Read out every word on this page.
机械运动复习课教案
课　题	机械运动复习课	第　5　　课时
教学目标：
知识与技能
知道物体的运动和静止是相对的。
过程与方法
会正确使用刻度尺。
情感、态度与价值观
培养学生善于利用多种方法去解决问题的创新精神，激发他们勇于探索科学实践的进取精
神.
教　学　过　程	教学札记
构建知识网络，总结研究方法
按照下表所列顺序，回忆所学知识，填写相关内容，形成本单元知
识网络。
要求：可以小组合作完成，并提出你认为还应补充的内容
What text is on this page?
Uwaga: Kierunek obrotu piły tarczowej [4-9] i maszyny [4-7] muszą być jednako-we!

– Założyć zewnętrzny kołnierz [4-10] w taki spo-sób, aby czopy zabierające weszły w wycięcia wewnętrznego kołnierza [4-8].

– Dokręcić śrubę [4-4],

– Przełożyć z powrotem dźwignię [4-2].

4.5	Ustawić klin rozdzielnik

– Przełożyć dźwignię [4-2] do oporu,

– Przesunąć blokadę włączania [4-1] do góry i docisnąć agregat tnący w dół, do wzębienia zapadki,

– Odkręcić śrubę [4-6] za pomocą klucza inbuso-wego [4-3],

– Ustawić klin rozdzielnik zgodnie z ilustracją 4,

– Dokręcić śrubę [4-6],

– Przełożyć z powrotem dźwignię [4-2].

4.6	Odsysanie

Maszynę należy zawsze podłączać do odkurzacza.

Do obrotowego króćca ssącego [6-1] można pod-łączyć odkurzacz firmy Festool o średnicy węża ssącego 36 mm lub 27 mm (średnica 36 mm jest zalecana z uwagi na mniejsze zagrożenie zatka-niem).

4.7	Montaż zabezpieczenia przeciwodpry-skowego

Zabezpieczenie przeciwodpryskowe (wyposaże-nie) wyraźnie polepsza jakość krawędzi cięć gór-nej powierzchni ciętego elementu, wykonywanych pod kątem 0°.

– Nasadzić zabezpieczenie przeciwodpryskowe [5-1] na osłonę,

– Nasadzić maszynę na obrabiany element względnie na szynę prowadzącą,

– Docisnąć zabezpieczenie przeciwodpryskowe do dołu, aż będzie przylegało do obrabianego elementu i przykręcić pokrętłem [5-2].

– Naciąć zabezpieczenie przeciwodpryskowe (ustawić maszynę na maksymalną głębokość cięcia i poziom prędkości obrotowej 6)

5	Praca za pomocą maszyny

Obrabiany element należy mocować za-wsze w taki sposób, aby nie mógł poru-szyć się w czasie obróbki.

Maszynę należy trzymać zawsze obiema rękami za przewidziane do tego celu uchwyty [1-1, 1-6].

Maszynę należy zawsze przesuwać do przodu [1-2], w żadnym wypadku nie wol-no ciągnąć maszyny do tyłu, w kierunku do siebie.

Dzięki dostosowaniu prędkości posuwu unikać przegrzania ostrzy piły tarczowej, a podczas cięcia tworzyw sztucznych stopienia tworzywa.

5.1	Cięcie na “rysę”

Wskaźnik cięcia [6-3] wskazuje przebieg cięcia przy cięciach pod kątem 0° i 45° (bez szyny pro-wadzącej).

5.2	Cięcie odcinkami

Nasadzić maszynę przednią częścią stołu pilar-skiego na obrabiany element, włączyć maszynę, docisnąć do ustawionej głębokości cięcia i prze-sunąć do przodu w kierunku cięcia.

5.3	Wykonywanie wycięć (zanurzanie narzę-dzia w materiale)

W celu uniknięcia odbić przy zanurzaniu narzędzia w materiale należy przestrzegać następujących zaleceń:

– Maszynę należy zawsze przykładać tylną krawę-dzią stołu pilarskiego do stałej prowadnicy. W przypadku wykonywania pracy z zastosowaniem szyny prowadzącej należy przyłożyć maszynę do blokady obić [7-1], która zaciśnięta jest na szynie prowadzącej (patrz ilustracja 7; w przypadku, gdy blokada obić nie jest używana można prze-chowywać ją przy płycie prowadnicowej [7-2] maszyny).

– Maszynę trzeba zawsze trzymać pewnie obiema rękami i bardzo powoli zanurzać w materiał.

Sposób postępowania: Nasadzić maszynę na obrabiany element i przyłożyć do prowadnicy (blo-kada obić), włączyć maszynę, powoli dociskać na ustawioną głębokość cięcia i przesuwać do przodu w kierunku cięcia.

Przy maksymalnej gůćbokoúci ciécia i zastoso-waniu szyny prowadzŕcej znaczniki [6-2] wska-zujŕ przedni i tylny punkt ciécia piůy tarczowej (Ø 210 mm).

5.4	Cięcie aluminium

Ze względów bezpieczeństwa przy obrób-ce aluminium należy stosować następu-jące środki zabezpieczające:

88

__________

### Task objective
Quote all the records. Keep every word exact.

### Result
Read out every word on this page.
机械运动复习课教案
课　题	机械运动复习课	第　5　　课时
教学目标：
知识与技能
知道物体的运动和静止是相对的。
过程与方法
会正确使用刻度尺。
情感、态度与价值观
培养学生善于利用多种方法去解决问题的创新精神，激发他们勇于探索科学实践的进取精
神.
教　学　过　程	教学札记
构建知识网络，总结研究方法
按照下表所列顺序，回忆所学知识，填写相关内容，形成本单元知
识网络。
要求：可以小组合作完成，并提出你认为还应补充的内容
What text is on this page?
Uwaga: Kierunek obrotu piły tarczowej [4-9] i maszyny [4-7] muszą być jednako-we!

– Założyć zewnętrzny kołnierz [4-10] w taki spo-sób, aby czopy zabierające weszły w wycięcia wewnętrznego kołnierza [4-8].

– Dokręcić śrubę [4-4],

– Przełożyć z powrotem dźwignię [4-2].

4.5	Ustawić klin rozdzielnik

– Przełożyć dźwignię [4-2] do oporu,

– Przesunąć blokadę włączania [4-1] do góry i docisnąć agregat tnący w dół, do wzębienia zapadki,

– Odkręcić śrubę [4-6] za pomocą klucza inbuso-wego [4-3],

– Ustawić klin rozdzielnik zgodnie z ilustracją 4,

– Dokręcić śrubę [4-6],

– Przełożyć z powrotem dźwignię [4-2].

4.6	Odsysanie

Maszynę należy zawsze podłączać do odkurzacza.

Do obrotowego króćca ssącego [6-1] można pod-łączyć odkurzacz firmy Festool o średnicy węża ssącego 36 mm lub 27 mm (średnica 36 mm jest zalecana z uwagi na mniejsze zagrożenie zatka-niem).

4.7	Montaż zabezpieczenia przeciwodpry-skowego

Zabezpieczenie przeciwodpryskowe (wyposaże-nie) wyraźnie polepsza jakość krawędzi cięć gór-nej powierzchni ciętego elementu, wykonywanych pod kątem 0°.

– Nasadzić zabezpieczenie przeciwodpryskowe [5-1] na osłonę,

– Nasadzić maszynę na obrabiany element względnie na szynę prowadzącą,

– Docisnąć zabezpieczenie przeciwodpryskowe do dołu, aż będzie przylegało do obrabianego elementu i przykręcić pokrętłem [5-2].

– Naciąć zabezpieczenie przeciwodpryskowe (ustawić maszynę na maksymalną głębokość cięcia i poziom prędkości obrotowej 6)

5	Praca za pomocą maszyny

Obrabiany element należy mocować za-wsze w taki sposób, aby nie mógł poru-szyć się w czasie obróbki.

Maszynę należy trzymać zawsze obiema rękami za przewidziane do tego celu uchwyty [1-1, 1-6].

Maszynę należy zawsze przesuwać do przodu [1-2], w żadnym wypadku nie wol-no ciągnąć maszyny do tyłu, w kierunku do siebie.

Dzięki dostosowaniu prędkości posuwu unikać przegrzania ostrzy piły tarczowej, a podczas cięcia tworzyw sztucznych stopienia tworzywa.

5.1	Cięcie na “rysę”

Wskaźnik cięcia [6-3] wskazuje przebieg cięcia przy cięciach pod kątem 0° i 45° (bez szyny pro-wadzącej).

5.2	Cięcie odcinkami

Nasadzić maszynę przednią częścią stołu pilar-skiego na obrabiany element, włączyć maszynę, docisnąć do ustawionej głębokości cięcia i prze-sunąć do przodu w kierunku cięcia.

5.3	Wykonywanie wycięć (zanurzanie narzę-dzia w materiale)

W celu uniknięcia odbić przy zanurzaniu narzędzia w materiale należy przestrzegać następujących zaleceń:

– Maszynę należy zawsze przykładać tylną krawę-dzią stołu pilarskiego do stałej prowadnicy. W przypadku wykonywania pracy z zastosowaniem szyny prowadzącej należy przyłożyć maszynę do blokady obić [7-1], która zaciśnięta jest na szynie prowadzącej (patrz ilustracja 7; w przypadku, gdy blokada obić nie jest używana można prze-chowywać ją przy płycie prowadnicowej [7-2] maszyny).

– Maszynę trzeba zawsze trzymać pewnie obiema rękami i bardzo powoli zanurzać w materiał.

Sposób postępowania: Nasadzić maszynę na obrabiany element i przyłożyć do prowadnicy (blo-kada obić), włączyć maszynę, powoli dociskać na ustawioną głębokość cięcia i przesuwać do przodu w kierunku cięcia.

Przy maksymalnej gůćbokoúci ciécia i zastoso-waniu szyny prowadzŕcej znaczniki [6-2] wska-zujŕ przedni i tylny punkt ciécia piůy tarczowej (Ø 210 mm).

5.4	Cięcie aluminium

Ze względów bezpieczeństwa przy obrób-ce aluminium należy stosować następu-jące środki zabezpieczające:

88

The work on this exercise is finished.